PROBLEM REQUIREMENTS:
Write out every entry precisely as given, leaving the pictures out.

PROVIDED ENTRIES:
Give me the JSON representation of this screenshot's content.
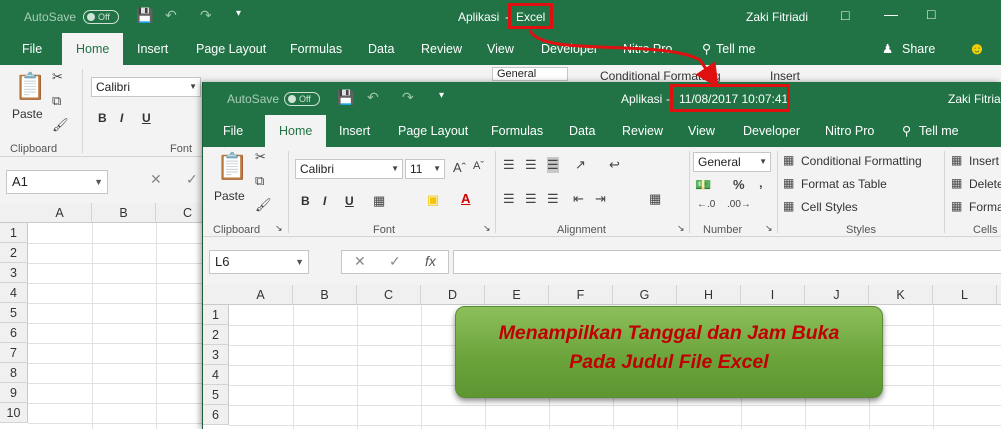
{
  "back_window": {
    "autosave_label": "AutoSave",
    "autosave_state": "Off",
    "title_prefix": "Aplikasi",
    "title_dash": "-",
    "title_app": "Excel",
    "user": "Zaki Fitriadi",
    "tabs": [
      "File",
      "Home",
      "Insert",
      "Page Layout",
      "Formulas",
      "Data",
      "Review",
      "View",
      "Developer",
      "Nitro Pro",
      "Tell me"
    ],
    "share": "Share",
    "paste": "Paste",
    "clipboard": "Clipboard",
    "font_name": "Calibri",
    "font_group": "Font",
    "number_format": "General",
    "conditional": "Conditional Formatting",
    "insert": "Insert",
    "name_box": "A1",
    "columns": [
      "A",
      "B",
      "C"
    ],
    "rows": [
      "1",
      "2",
      "3",
      "4",
      "5",
      "6",
      "7",
      "8",
      "9",
      "10"
    ]
  },
  "front_window": {
    "autosave_label": "AutoSave",
    "autosave_state": "Off",
    "title_prefix": "Aplikasi",
    "title_dash": "-",
    "title_datetime": "11/08/2017 10:07:41",
    "user": "Zaki Fitriad",
    "tabs": [
      "File",
      "Home",
      "Insert",
      "Page Layout",
      "Formulas",
      "Data",
      "Review",
      "View",
      "Developer",
      "Nitro Pro",
      "Tell me"
    ],
    "paste": "Paste",
    "font_name": "Calibri",
    "font_size": "11",
    "number_format": "General",
    "conditional": "Conditional Formatting",
    "format_table": "Format as Table",
    "cell_styles": "Cell Styles",
    "insert": "Insert",
    "delete": "Delete",
    "format": "Format",
    "groups": {
      "clipboard": "Clipboard",
      "font": "Font",
      "alignment": "Alignment",
      "number": "Number",
      "styles": "Styles",
      "cells": "Cells"
    },
    "name_box": "L6",
    "fx": "fx",
    "columns": [
      "A",
      "B",
      "C",
      "D",
      "E",
      "F",
      "G",
      "H",
      "I",
      "J",
      "K",
      "L"
    ],
    "rows": [
      "1",
      "2",
      "3",
      "4",
      "5",
      "6"
    ]
  },
  "annotation": {
    "line1": "Menampilkan Tanggal dan Jam Buka",
    "line2": "Pada Judul File Excel"
  },
  "colors": {
    "excel_green": "#217346",
    "highlight_red": "#e01010",
    "card_green": "#6aa23a",
    "card_text": "#c00000"
  }
}
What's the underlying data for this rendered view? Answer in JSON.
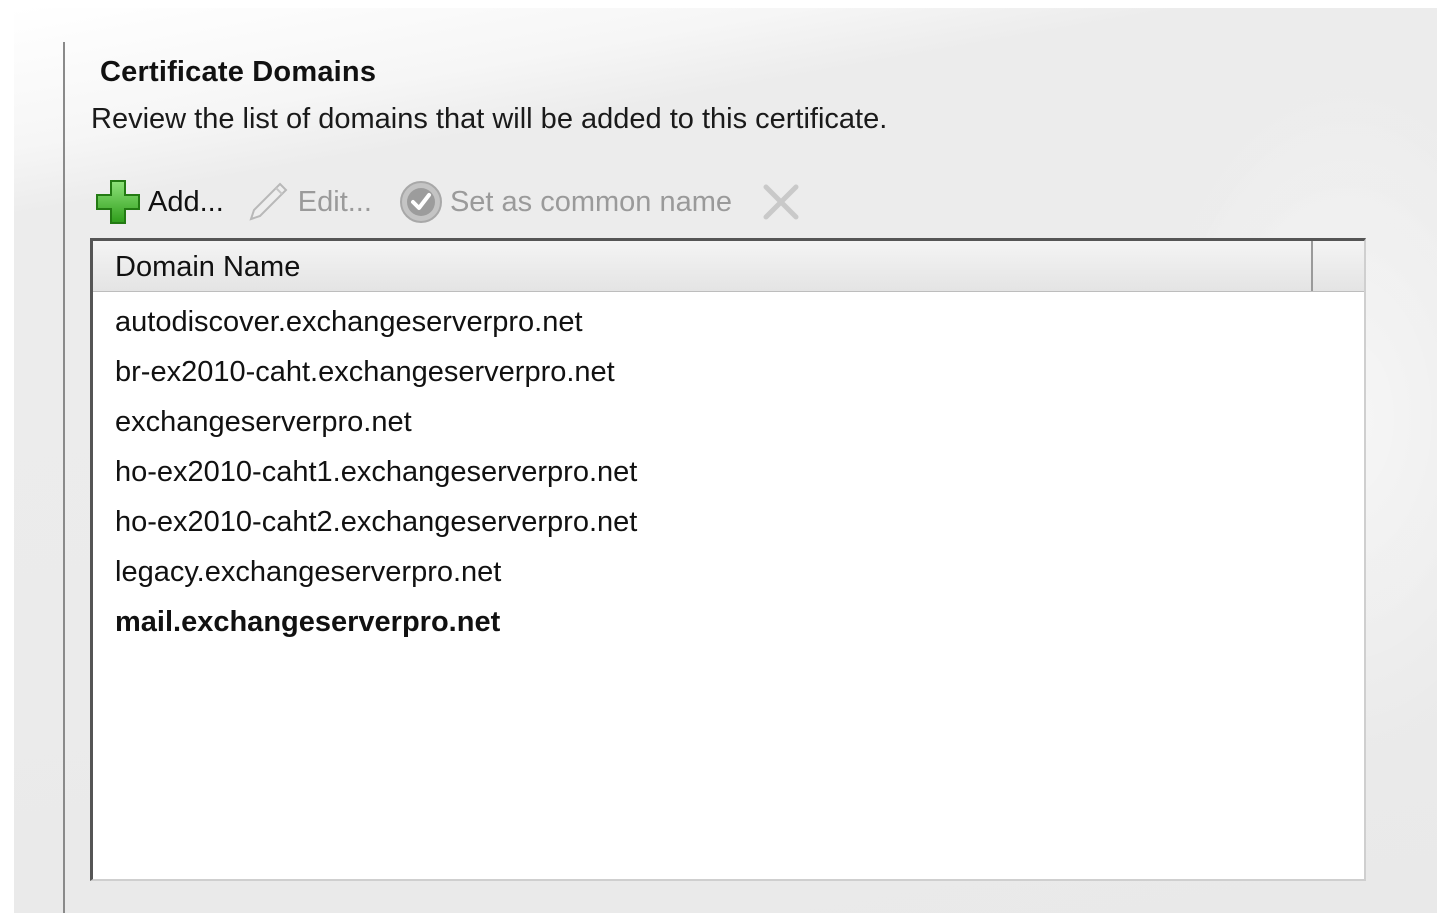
{
  "page": {
    "title": "Certificate Domains",
    "subtitle": "Review the list of domains that will be added to this certificate."
  },
  "toolbar": {
    "add_label": "Add...",
    "edit_label": "Edit...",
    "set_common_label": "Set as common name"
  },
  "list": {
    "column_header": "Domain Name",
    "rows": [
      {
        "name": "autodiscover.exchangeserverpro.net",
        "bold": false
      },
      {
        "name": "br-ex2010-caht.exchangeserverpro.net",
        "bold": false
      },
      {
        "name": "exchangeserverpro.net",
        "bold": false
      },
      {
        "name": "ho-ex2010-caht1.exchangeserverpro.net",
        "bold": false
      },
      {
        "name": "ho-ex2010-caht2.exchangeserverpro.net",
        "bold": false
      },
      {
        "name": "legacy.exchangeserverpro.net",
        "bold": false
      },
      {
        "name": "mail.exchangeserverpro.net",
        "bold": true
      }
    ]
  },
  "icons": {
    "add": "green-plus-icon",
    "edit": "pencil-icon",
    "set_common": "check-circle-icon",
    "remove": "x-icon"
  },
  "colors": {
    "add_icon": "#3cb521",
    "disabled_text": "#9a9a9a"
  }
}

THE OUTPUT:
Give me the JSON representation of this screenshot's content.
{
  "back_window": {
    "autosave_label": "AutoSave",
    "autosave_state": "Off",
    "title_prefix": "Aplikasi",
    "title_dash": "-",
    "title_app": "Excel",
    "user": "Zaki Fitriadi",
    "tabs": [
      "File",
      "Home",
      "Insert",
      "Page Layout",
      "Formulas",
      "Data",
      "Review",
      "View",
      "Developer",
      "Nitro Pro",
      "Tell me"
    ],
    "share": "Share",
    "paste": "Paste",
    "clipboard": "Clipboard",
    "font_name": "Calibri",
    "font_group": "Font",
    "number_format": "General",
    "conditional": "Conditional Formatting",
    "insert": "Insert",
    "name_box": "A1",
    "columns": [
      "A",
      "B",
      "C"
    ],
    "rows": [
      "1",
      "2",
      "3",
      "4",
      "5",
      "6",
      "7",
      "8",
      "9",
      "10"
    ]
  },
  "front_window": {
    "autosave_label": "AutoSave",
    "autosave_state": "Off",
    "title_prefix": "Aplikasi",
    "title_dash": "-",
    "title_datetime": "11/08/2017 10:07:41",
    "user": "Zaki Fitriad",
    "tabs": [
      "File",
      "Home",
      "Insert",
      "Page Layout",
      "Formulas",
      "Data",
      "Review",
      "View",
      "Developer",
      "Nitro Pro",
      "Tell me"
    ],
    "paste": "Paste",
    "font_name": "Calibri",
    "font_size": "11",
    "number_format": "General",
    "conditional": "Conditional Formatting",
    "format_table": "Format as Table",
    "cell_styles": "Cell Styles",
    "insert": "Insert",
    "delete": "Delete",
    "format": "Format",
    "groups": {
      "clipboard": "Clipboard",
      "font": "Font",
      "alignment": "Alignment",
      "number": "Number",
      "styles": "Styles",
      "cells": "Cells"
    },
    "name_box": "L6",
    "fx": "fx",
    "columns": [
      "A",
      "B",
      "C",
      "D",
      "E",
      "F",
      "G",
      "H",
      "I",
      "J",
      "K",
      "L"
    ],
    "rows": [
      "1",
      "2",
      "3",
      "4",
      "5",
      "6"
    ]
  },
  "annotation": {
    "line1": "Menampilkan Tanggal dan Jam Buka",
    "line2": "Pada Judul File Excel"
  },
  "colors": {
    "excel_green": "#217346",
    "highlight_red": "#e01010",
    "card_green": "#6aa23a",
    "card_text": "#c00000"
  }
}
What's the underlying data for this rendered view? Answer in JSON.
{
  "page": {
    "title": "Certificate Domains",
    "subtitle": "Review the list of domains that will be added to this certificate."
  },
  "toolbar": {
    "add_label": "Add...",
    "edit_label": "Edit...",
    "set_common_label": "Set as common name"
  },
  "list": {
    "column_header": "Domain Name",
    "rows": [
      {
        "name": "autodiscover.exchangeserverpro.net",
        "bold": false
      },
      {
        "name": "br-ex2010-caht.exchangeserverpro.net",
        "bold": false
      },
      {
        "name": "exchangeserverpro.net",
        "bold": false
      },
      {
        "name": "ho-ex2010-caht1.exchangeserverpro.net",
        "bold": false
      },
      {
        "name": "ho-ex2010-caht2.exchangeserverpro.net",
        "bold": false
      },
      {
        "name": "legacy.exchangeserverpro.net",
        "bold": false
      },
      {
        "name": "mail.exchangeserverpro.net",
        "bold": true
      }
    ]
  },
  "icons": {
    "add": "green-plus-icon",
    "edit": "pencil-icon",
    "set_common": "check-circle-icon",
    "remove": "x-icon"
  },
  "colors": {
    "add_icon": "#3cb521",
    "disabled_text": "#9a9a9a"
  }
}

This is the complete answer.